▼

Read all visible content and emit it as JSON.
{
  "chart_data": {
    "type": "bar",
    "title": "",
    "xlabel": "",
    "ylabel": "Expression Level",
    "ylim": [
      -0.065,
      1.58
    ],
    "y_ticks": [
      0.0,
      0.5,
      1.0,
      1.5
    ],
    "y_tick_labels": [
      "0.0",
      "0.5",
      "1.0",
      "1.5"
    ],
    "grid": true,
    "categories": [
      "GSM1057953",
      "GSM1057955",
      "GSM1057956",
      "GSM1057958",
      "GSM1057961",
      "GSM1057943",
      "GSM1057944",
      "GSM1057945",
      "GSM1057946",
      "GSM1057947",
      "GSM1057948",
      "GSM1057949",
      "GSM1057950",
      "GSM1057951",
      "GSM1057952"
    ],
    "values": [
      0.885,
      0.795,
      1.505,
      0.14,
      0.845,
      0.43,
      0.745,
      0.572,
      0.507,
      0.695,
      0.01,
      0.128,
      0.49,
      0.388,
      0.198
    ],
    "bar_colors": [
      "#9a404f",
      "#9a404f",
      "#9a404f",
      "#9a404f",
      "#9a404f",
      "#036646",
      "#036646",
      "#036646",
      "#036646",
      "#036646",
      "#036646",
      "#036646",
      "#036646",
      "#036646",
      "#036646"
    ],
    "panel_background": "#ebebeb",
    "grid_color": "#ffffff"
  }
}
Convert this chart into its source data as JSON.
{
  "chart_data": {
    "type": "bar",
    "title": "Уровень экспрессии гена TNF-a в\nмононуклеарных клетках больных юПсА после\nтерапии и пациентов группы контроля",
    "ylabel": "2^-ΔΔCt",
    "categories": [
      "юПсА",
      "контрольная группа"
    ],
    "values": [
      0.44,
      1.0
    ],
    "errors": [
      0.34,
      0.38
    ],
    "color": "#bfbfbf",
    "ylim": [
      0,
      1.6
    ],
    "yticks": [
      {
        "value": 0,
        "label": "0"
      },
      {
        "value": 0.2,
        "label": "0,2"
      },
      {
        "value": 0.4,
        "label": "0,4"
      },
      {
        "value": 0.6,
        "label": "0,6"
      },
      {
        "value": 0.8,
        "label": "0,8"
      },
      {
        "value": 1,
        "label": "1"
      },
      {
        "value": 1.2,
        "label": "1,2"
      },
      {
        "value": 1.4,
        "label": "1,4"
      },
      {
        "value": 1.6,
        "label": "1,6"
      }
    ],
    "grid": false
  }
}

▲

Problem statement:
All the data must be duplicated exactly, with nothing added or removed.

Result of this exercise:
Read all visible content and emit it as JSON.
{
  "chart_data": {
    "type": "bar",
    "title": "",
    "xlabel": "",
    "ylabel": "Expression Level",
    "ylim": [
      -0.065,
      1.58
    ],
    "y_ticks": [
      0.0,
      0.5,
      1.0,
      1.5
    ],
    "y_tick_labels": [
      "0.0",
      "0.5",
      "1.0",
      "1.5"
    ],
    "grid": true,
    "categories": [
      "GSM1057953",
      "GSM1057955",
      "GSM1057956",
      "GSM1057958",
      "GSM1057961",
      "GSM1057943",
      "GSM1057944",
      "GSM1057945",
      "GSM1057946",
      "GSM1057947",
      "GSM1057948",
      "GSM1057949",
      "GSM1057950",
      "GSM1057951",
      "GSM1057952"
    ],
    "values": [
      0.885,
      0.795,
      1.505,
      0.14,
      0.845,
      0.43,
      0.745,
      0.572,
      0.507,
      0.695,
      0.01,
      0.128,
      0.49,
      0.388,
      0.198
    ],
    "bar_colors": [
      "#9a404f",
      "#9a404f",
      "#9a404f",
      "#9a404f",
      "#9a404f",
      "#036646",
      "#036646",
      "#036646",
      "#036646",
      "#036646",
      "#036646",
      "#036646",
      "#036646",
      "#036646",
      "#036646"
    ],
    "panel_background": "#ebebeb",
    "grid_color": "#ffffff"
  }
}
Convert this chart into its source data as JSON.
{
  "chart_data": {
    "type": "bar",
    "title": "Уровень экспрессии гена TNF-a в\nмононуклеарных клетках больных юПсА после\nтерапии и пациентов группы контроля",
    "ylabel": "2^-ΔΔCt",
    "categories": [
      "юПсА",
      "контрольная группа"
    ],
    "values": [
      0.44,
      1.0
    ],
    "errors": [
      0.34,
      0.38
    ],
    "color": "#bfbfbf",
    "ylim": [
      0,
      1.6
    ],
    "yticks": [
      {
        "value": 0,
        "label": "0"
      },
      {
        "value": 0.2,
        "label": "0,2"
      },
      {
        "value": 0.4,
        "label": "0,4"
      },
      {
        "value": 0.6,
        "label": "0,6"
      },
      {
        "value": 0.8,
        "label": "0,8"
      },
      {
        "value": 1,
        "label": "1"
      },
      {
        "value": 1.2,
        "label": "1,2"
      },
      {
        "value": 1.4,
        "label": "1,4"
      },
      {
        "value": 1.6,
        "label": "1,6"
      }
    ],
    "grid": false
  }
}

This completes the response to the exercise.